■ What the exercise asks: Copy each line that contains the string "relative".

-- BEGIN --

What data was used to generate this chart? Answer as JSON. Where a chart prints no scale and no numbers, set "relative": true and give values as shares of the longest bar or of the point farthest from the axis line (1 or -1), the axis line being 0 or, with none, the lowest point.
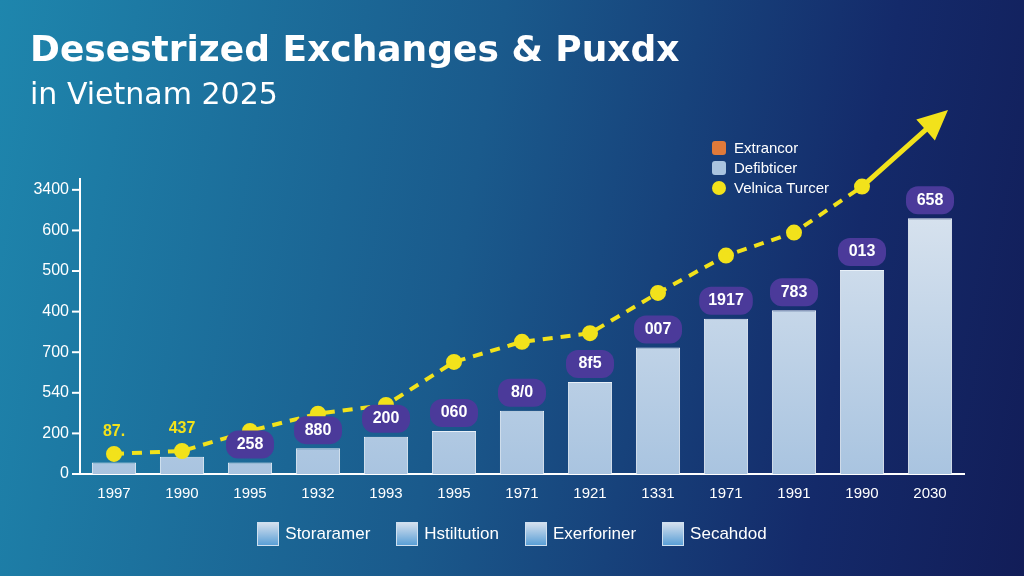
{
  "chart_data": {
    "type": "bar",
    "title": "Desestrized Exchanges & Puxdx",
    "subtitle": "in Vietnam 2025",
    "relative": true,
    "categories": [
      "1997",
      "1990",
      "1995",
      "1932",
      "1993",
      "1995",
      "1971",
      "1921",
      "1331",
      "1971",
      "1991",
      "1990",
      "2030"
    ],
    "series": [
      {
        "name": "Extrancor",
        "color": "#e07a3a",
        "values": [
          null,
          null,
          null,
          null,
          null,
          null,
          null,
          null,
          null,
          null,
          null,
          null,
          null
        ]
      },
      {
        "name": "Defibticer",
        "color": "#a9c4e0",
        "values": [
          0.04,
          0.06,
          0.04,
          0.09,
          0.13,
          0.15,
          0.22,
          0.32,
          0.44,
          0.54,
          0.57,
          0.71,
          0.89
        ]
      },
      {
        "name": "Velnica Turcer",
        "type": "line",
        "color": "#f2e21b",
        "marker": "circle",
        "line_style": "dashed",
        "values": [
          0.07,
          0.08,
          0.15,
          0.21,
          0.24,
          0.39,
          0.46,
          0.49,
          0.63,
          0.76,
          0.84,
          1,
          null
        ]
      }
    ],
    "legend": "top right",
    "annotations": [
      "0",
      "200",
      "540",
      "700",
      "400",
      "500",
      "600",
      "3400",
      {
        "text": "87.",
        "x": "1997",
        "y": 0.07
      },
      {
        "text": "437",
        "x": "1990",
        "y": 0.08
      },
      {
        "text": "258",
        "x": "1995",
        "y": 0.04
      },
      {
        "text": "880",
        "x": "1932",
        "y": 0.09
      },
      {
        "text": "200",
        "x": "1993",
        "y": 0.13
      },
      "060",
      {
        "text": "8/0",
        "x": "1971",
        "y": 0.22
      },
      {
        "text": "8f5",
        "x": "1921",
        "y": 0.32
      },
      {
        "text": "007",
        "x": "1331",
        "y": 0.44
      },
      "1917",
      {
        "text": "783",
        "x": "1991",
        "y": 0.57
      },
      "013",
      {
        "text": "658",
        "x": "2030",
        "y": 0.89
      },
      "Storaramer",
      "Hstiltution",
      "Exerforiner",
      "Secahdod"
    ]
  }
}
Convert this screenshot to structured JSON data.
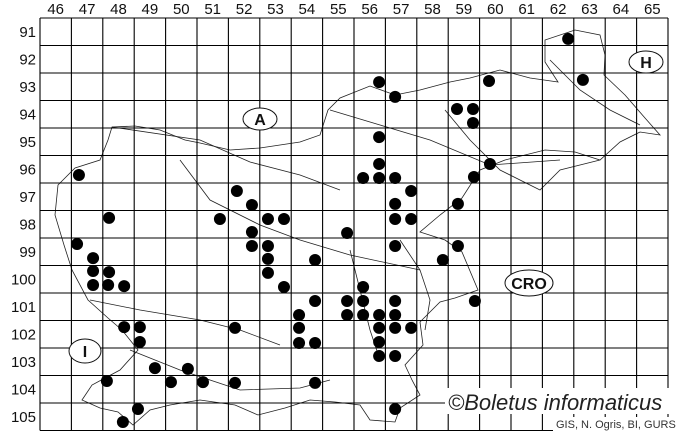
{
  "map": {
    "columns": [
      "46",
      "47",
      "48",
      "49",
      "50",
      "51",
      "52",
      "53",
      "54",
      "55",
      "56",
      "57",
      "58",
      "59",
      "60",
      "61",
      "62",
      "63",
      "64",
      "65"
    ],
    "rows": [
      "91",
      "92",
      "93",
      "94",
      "95",
      "96",
      "97",
      "98",
      "99",
      "100",
      "101",
      "102",
      "103",
      "104",
      "105"
    ],
    "regions": [
      {
        "label": "A"
      },
      {
        "label": "H"
      },
      {
        "label": "I"
      },
      {
        "label": "CRO"
      }
    ],
    "copyright": "©Boletus informaticus",
    "credit": "GIS, N. Ogris, BI, GURS",
    "dot_color": "#000000",
    "records_grid_coords": [
      [
        62.82,
        91.76
      ],
      [
        60.3,
        93.29
      ],
      [
        63.29,
        93.25
      ],
      [
        56.8,
        93.33
      ],
      [
        57.31,
        93.87
      ],
      [
        59.28,
        94.31
      ],
      [
        59.79,
        94.31
      ],
      [
        59.79,
        94.82
      ],
      [
        56.8,
        95.33
      ],
      [
        56.8,
        96.31
      ],
      [
        56.29,
        96.82
      ],
      [
        56.8,
        96.82
      ],
      [
        57.31,
        96.82
      ],
      [
        57.82,
        97.29
      ],
      [
        57.31,
        97.76
      ],
      [
        59.31,
        97.76
      ],
      [
        60.33,
        96.31
      ],
      [
        59.82,
        96.78
      ],
      [
        47.24,
        96.71
      ],
      [
        52.27,
        97.29
      ],
      [
        52.75,
        97.8
      ],
      [
        48.2,
        98.27
      ],
      [
        51.73,
        98.31
      ],
      [
        53.26,
        98.31
      ],
      [
        53.77,
        98.31
      ],
      [
        52.75,
        98.78
      ],
      [
        47.18,
        99.22
      ],
      [
        52.75,
        99.29
      ],
      [
        53.26,
        99.29
      ],
      [
        47.69,
        99.73
      ],
      [
        53.26,
        99.76
      ],
      [
        54.76,
        99.8
      ],
      [
        47.69,
        100.2
      ],
      [
        48.2,
        100.24
      ],
      [
        53.26,
        100.27
      ],
      [
        47.69,
        100.71
      ],
      [
        48.17,
        100.71
      ],
      [
        48.68,
        100.75
      ],
      [
        53.77,
        100.78
      ],
      [
        54.76,
        101.29
      ],
      [
        54.25,
        101.8
      ],
      [
        48.68,
        102.24
      ],
      [
        49.18,
        102.24
      ],
      [
        52.21,
        102.27
      ],
      [
        54.25,
        102.27
      ],
      [
        49.18,
        102.78
      ],
      [
        54.25,
        102.82
      ],
      [
        54.76,
        102.82
      ],
      [
        49.66,
        103.73
      ],
      [
        50.71,
        103.76
      ],
      [
        48.13,
        104.2
      ],
      [
        50.17,
        104.24
      ],
      [
        51.19,
        104.24
      ],
      [
        52.21,
        104.27
      ],
      [
        54.76,
        104.27
      ],
      [
        49.12,
        105.22
      ],
      [
        48.64,
        105.69
      ],
      [
        57.31,
        98.31
      ],
      [
        57.82,
        98.31
      ],
      [
        55.78,
        98.82
      ],
      [
        57.31,
        99.29
      ],
      [
        59.31,
        99.29
      ],
      [
        58.83,
        99.8
      ],
      [
        56.29,
        100.78
      ],
      [
        55.78,
        101.29
      ],
      [
        56.29,
        101.29
      ],
      [
        57.31,
        101.29
      ],
      [
        59.85,
        101.29
      ],
      [
        55.78,
        101.8
      ],
      [
        56.29,
        101.8
      ],
      [
        56.8,
        101.8
      ],
      [
        57.31,
        101.8
      ],
      [
        56.8,
        102.27
      ],
      [
        57.31,
        102.27
      ],
      [
        57.82,
        102.27
      ],
      [
        56.8,
        102.78
      ],
      [
        56.8,
        103.29
      ],
      [
        57.31,
        103.29
      ],
      [
        57.31,
        105.22
      ]
    ]
  }
}
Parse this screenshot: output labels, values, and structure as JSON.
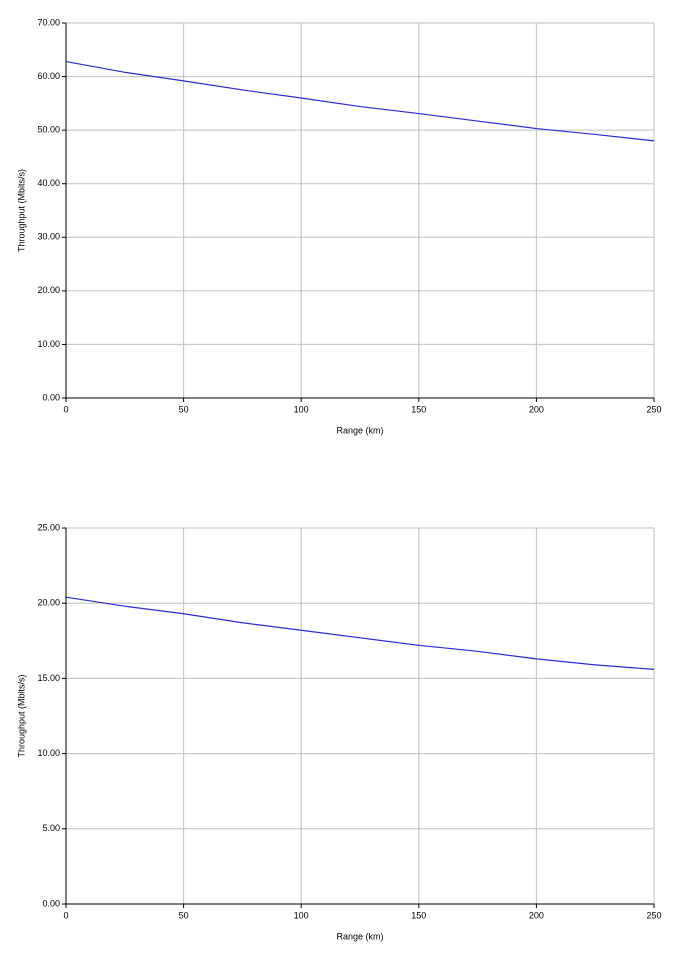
{
  "chart_data": [
    {
      "type": "line",
      "x_label": "Range (km)",
      "y_label": "Throughput (Mbits/s)",
      "x": [
        0,
        25,
        50,
        75,
        100,
        125,
        150,
        175,
        200,
        225,
        250
      ],
      "series": [
        {
          "color": "#2a2ad8",
          "values": [
            62.8,
            60.8,
            59.2,
            57.5,
            56.0,
            54.4,
            53.1,
            51.7,
            50.3,
            49.2,
            48.0
          ]
        }
      ],
      "xlim": [
        0,
        250
      ],
      "xticks": [
        0,
        50,
        100,
        150,
        200,
        250
      ],
      "ylim": [
        0,
        70
      ],
      "yticks": [
        {
          "value": 0,
          "label": "0.00"
        },
        {
          "value": 10,
          "label": "10.00"
        },
        {
          "value": 20,
          "label": "20.00"
        },
        {
          "value": 30,
          "label": "30.00"
        },
        {
          "value": 40,
          "label": "40.00"
        },
        {
          "value": 50,
          "label": "50.00"
        },
        {
          "value": 60,
          "label": "60.00"
        },
        {
          "value": 70,
          "label": "70.00"
        }
      ],
      "grid": true
    },
    {
      "type": "line",
      "x_label": "Range (km)",
      "y_label": "Throughput (Mbits/s)",
      "x": [
        0,
        25,
        50,
        75,
        100,
        125,
        150,
        175,
        200,
        225,
        250
      ],
      "series": [
        {
          "color": "#2a2ad8",
          "values": [
            20.4,
            19.8,
            19.3,
            18.7,
            18.2,
            17.7,
            17.2,
            16.8,
            16.3,
            15.9,
            15.6
          ]
        }
      ],
      "xlim": [
        0,
        250
      ],
      "xticks": [
        0,
        50,
        100,
        150,
        200,
        250
      ],
      "ylim": [
        0,
        25
      ],
      "yticks": [
        {
          "value": 0,
          "label": "0.00"
        },
        {
          "value": 5,
          "label": "5.00"
        },
        {
          "value": 10,
          "label": "10.00"
        },
        {
          "value": 15,
          "label": "15.00"
        },
        {
          "value": 20,
          "label": "20.00"
        },
        {
          "value": 25,
          "label": "25.00"
        }
      ],
      "grid": true
    }
  ]
}
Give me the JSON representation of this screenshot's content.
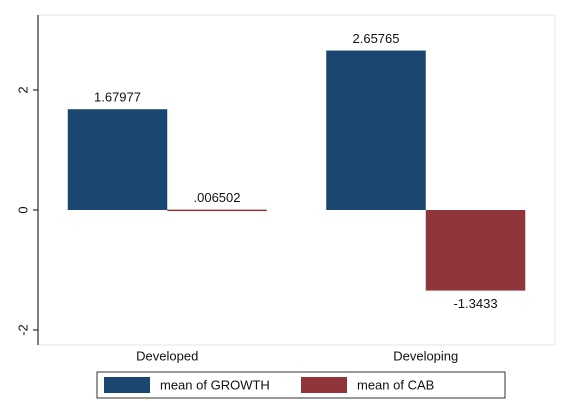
{
  "chart_data": {
    "type": "bar",
    "categories": [
      "Developed",
      "Developing"
    ],
    "series": [
      {
        "name": "mean of GROWTH",
        "color": "#1a476f",
        "values": [
          1.67977,
          2.65765
        ]
      },
      {
        "name": "mean of CAB",
        "color": "#90353b",
        "values": [
          0.006502,
          -1.3433
        ],
        "value_labels": [
          ".006502",
          "-1.3433"
        ]
      }
    ],
    "ylim": [
      -2.25,
      3.25
    ],
    "yticks": [
      -2,
      0,
      2
    ],
    "legend": "bottom"
  }
}
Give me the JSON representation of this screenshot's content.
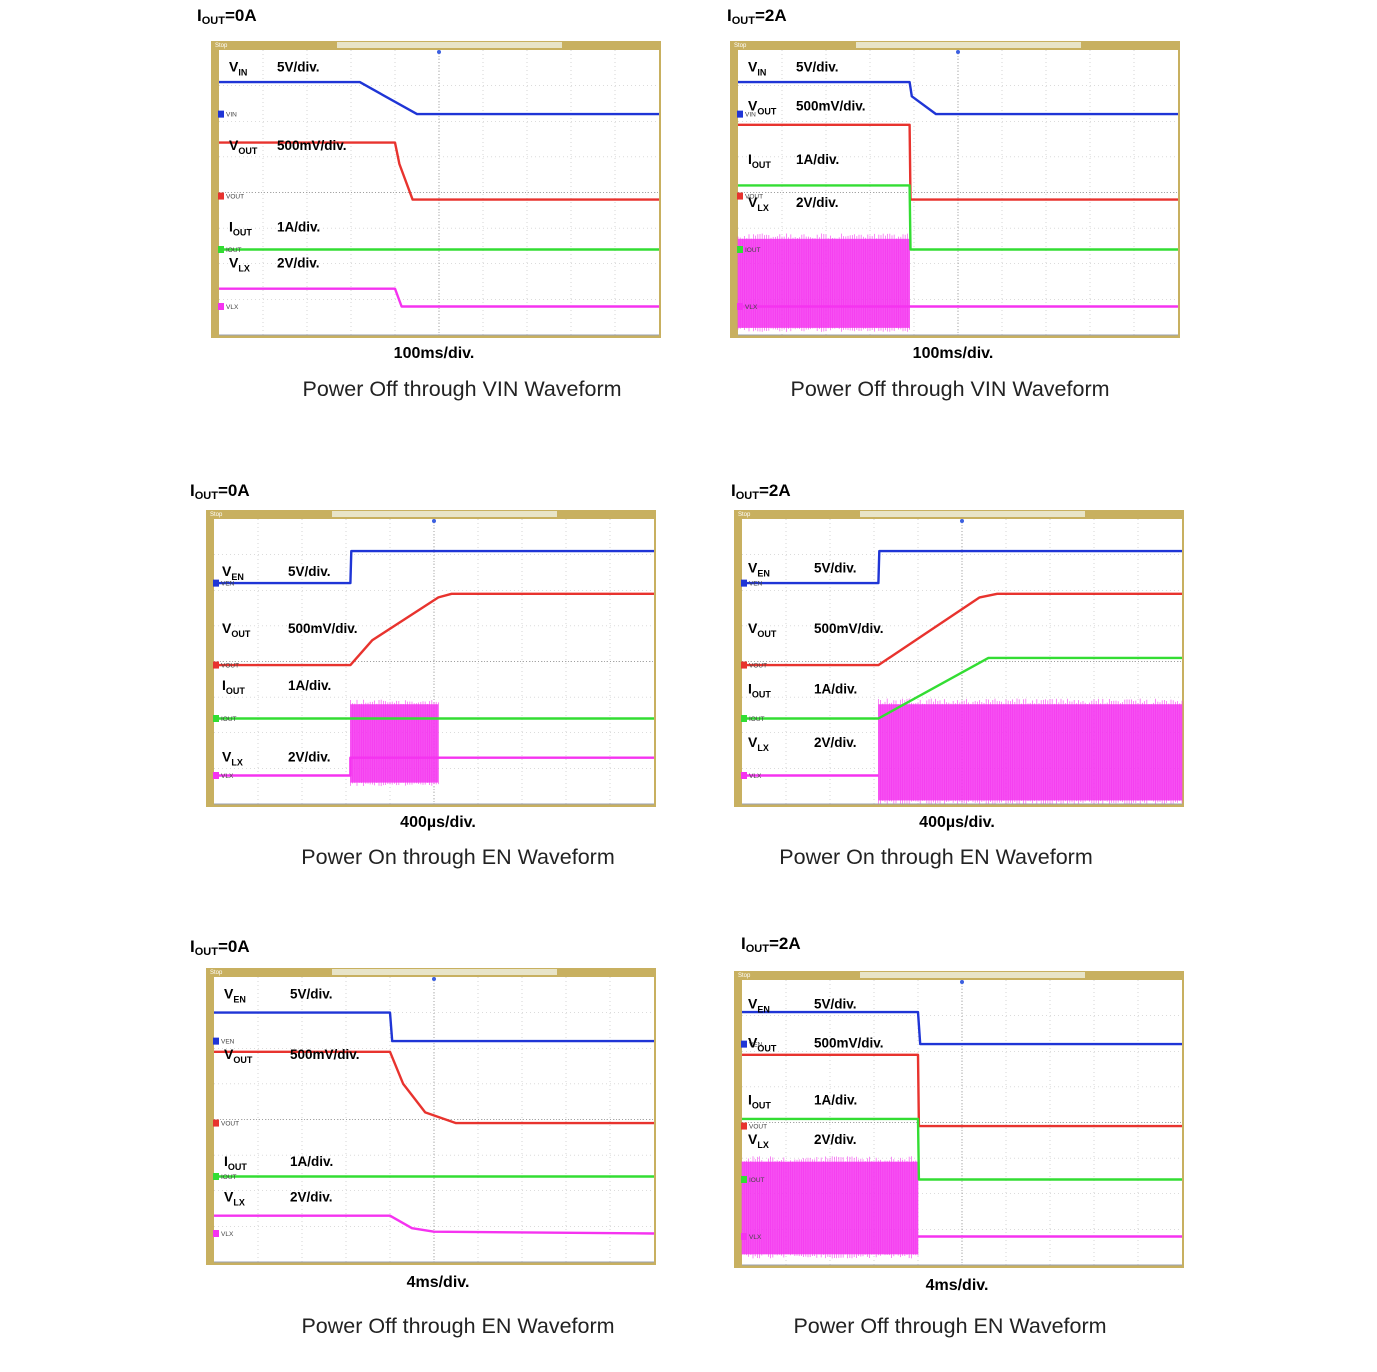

-- END --

■ The completed task:
What data was used to generate this chart? Answer as JSON. Where a chart prints no scale and no numbers, set "relative": true and give values as shares of the longest bar or of the point farthest from the axis line (1 or -1), the axis line being 0 or, with none, the lowest point.
    "relative": true,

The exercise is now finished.